▶ _WHAT IS NEEDED_
Write every line out verbatim and omit the pictures.

☆ ☆ ☆ ☆ ☆ ☆ ☆

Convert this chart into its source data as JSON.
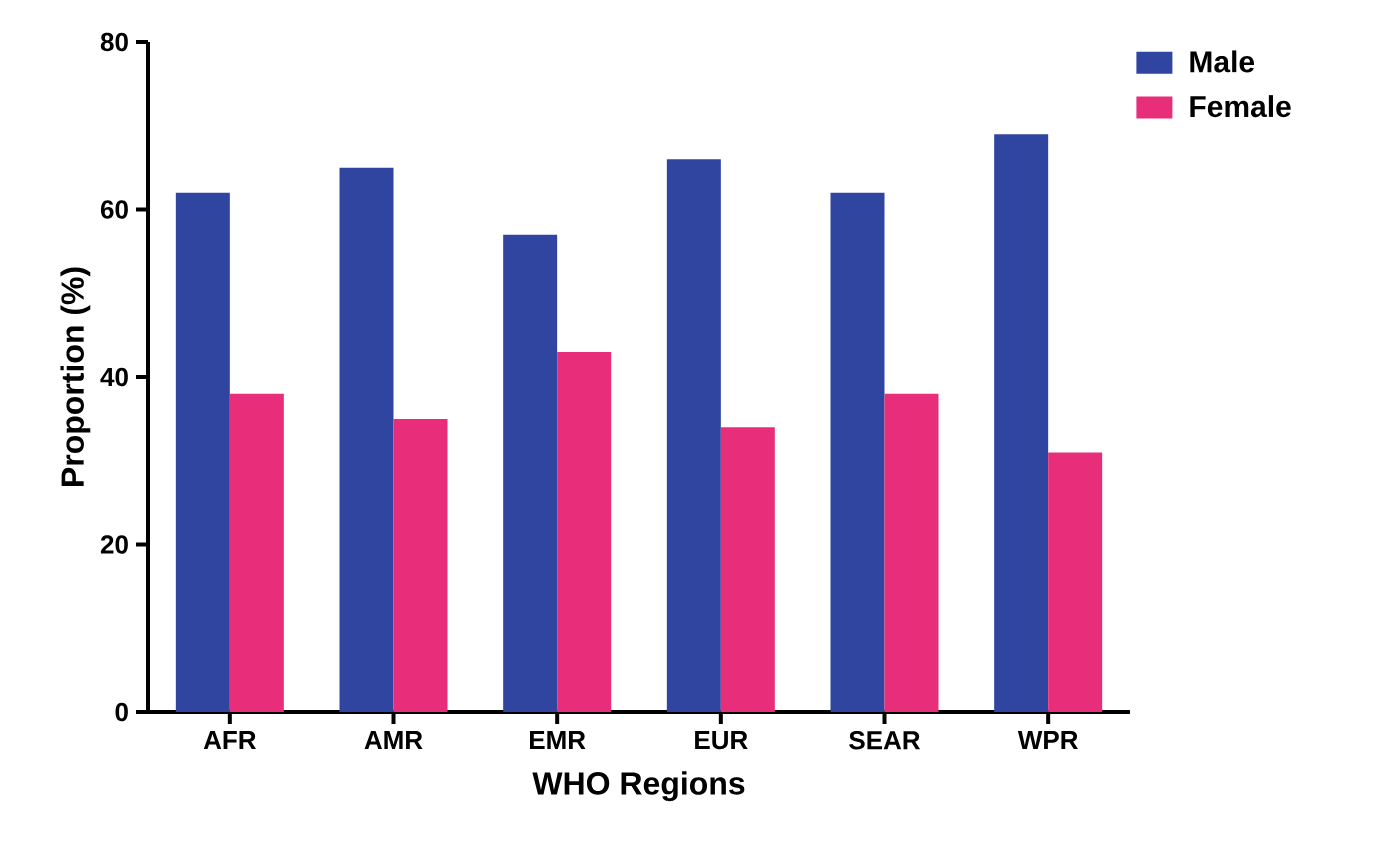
{
  "chart_data": {
    "type": "bar",
    "xlabel": "WHO Regions",
    "ylabel": "Proportion (%)",
    "categories": [
      "AFR",
      "AMR",
      "EMR",
      "EUR",
      "SEAR",
      "WPR"
    ],
    "series": [
      {
        "name": "Male",
        "color": "#3045a0",
        "values": [
          62,
          65,
          57,
          66,
          62,
          69
        ]
      },
      {
        "name": "Female",
        "color": "#e82e7a",
        "values": [
          38,
          35,
          43,
          34,
          38,
          31
        ]
      }
    ],
    "ylim": [
      0,
      80
    ],
    "yticks": [
      0,
      20,
      40,
      60,
      80
    ],
    "legend": "top right"
  }
}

☆ ☆ ☆ ☆ ☆ ☆ ☆

▶ _TASK RESPONSE_
Convert this chart into its source data as JSON.
{
  "chart_data": {
    "type": "bar",
    "xlabel": "WHO Regions",
    "ylabel": "Proportion (%)",
    "categories": [
      "AFR",
      "AMR",
      "EMR",
      "EUR",
      "SEAR",
      "WPR"
    ],
    "series": [
      {
        "name": "Male",
        "color": "#3045a0",
        "values": [
          62,
          65,
          57,
          66,
          62,
          69
        ]
      },
      {
        "name": "Female",
        "color": "#e82e7a",
        "values": [
          38,
          35,
          43,
          34,
          38,
          31
        ]
      }
    ],
    "ylim": [
      0,
      80
    ],
    "yticks": [
      0,
      20,
      40,
      60,
      80
    ],
    "legend": "top right"
  }
}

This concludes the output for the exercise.